[Start of THE DATA]

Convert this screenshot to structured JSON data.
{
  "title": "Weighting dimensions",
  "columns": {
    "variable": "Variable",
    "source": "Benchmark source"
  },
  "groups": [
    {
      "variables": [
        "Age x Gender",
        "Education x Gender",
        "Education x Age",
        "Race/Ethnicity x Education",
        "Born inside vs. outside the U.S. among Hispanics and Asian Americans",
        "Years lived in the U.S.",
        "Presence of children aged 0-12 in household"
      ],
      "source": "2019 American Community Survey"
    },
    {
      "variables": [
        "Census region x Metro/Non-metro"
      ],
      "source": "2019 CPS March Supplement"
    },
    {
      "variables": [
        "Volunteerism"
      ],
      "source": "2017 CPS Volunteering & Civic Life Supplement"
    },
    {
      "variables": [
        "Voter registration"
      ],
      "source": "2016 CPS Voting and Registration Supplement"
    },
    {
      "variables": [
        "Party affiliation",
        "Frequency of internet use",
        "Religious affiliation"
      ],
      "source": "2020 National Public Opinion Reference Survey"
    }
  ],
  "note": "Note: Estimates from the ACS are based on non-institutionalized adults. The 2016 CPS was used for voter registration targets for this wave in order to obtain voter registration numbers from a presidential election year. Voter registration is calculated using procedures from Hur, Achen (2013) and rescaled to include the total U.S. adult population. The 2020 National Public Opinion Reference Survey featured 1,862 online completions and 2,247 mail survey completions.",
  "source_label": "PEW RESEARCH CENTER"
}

[End of THE DATA]

» PROBLEM STATEMENT
Extract, from the material above, each line holding the word "affiliation".

» EXERCISE ANSWER
        "Party affiliation",
        "Religious affiliation"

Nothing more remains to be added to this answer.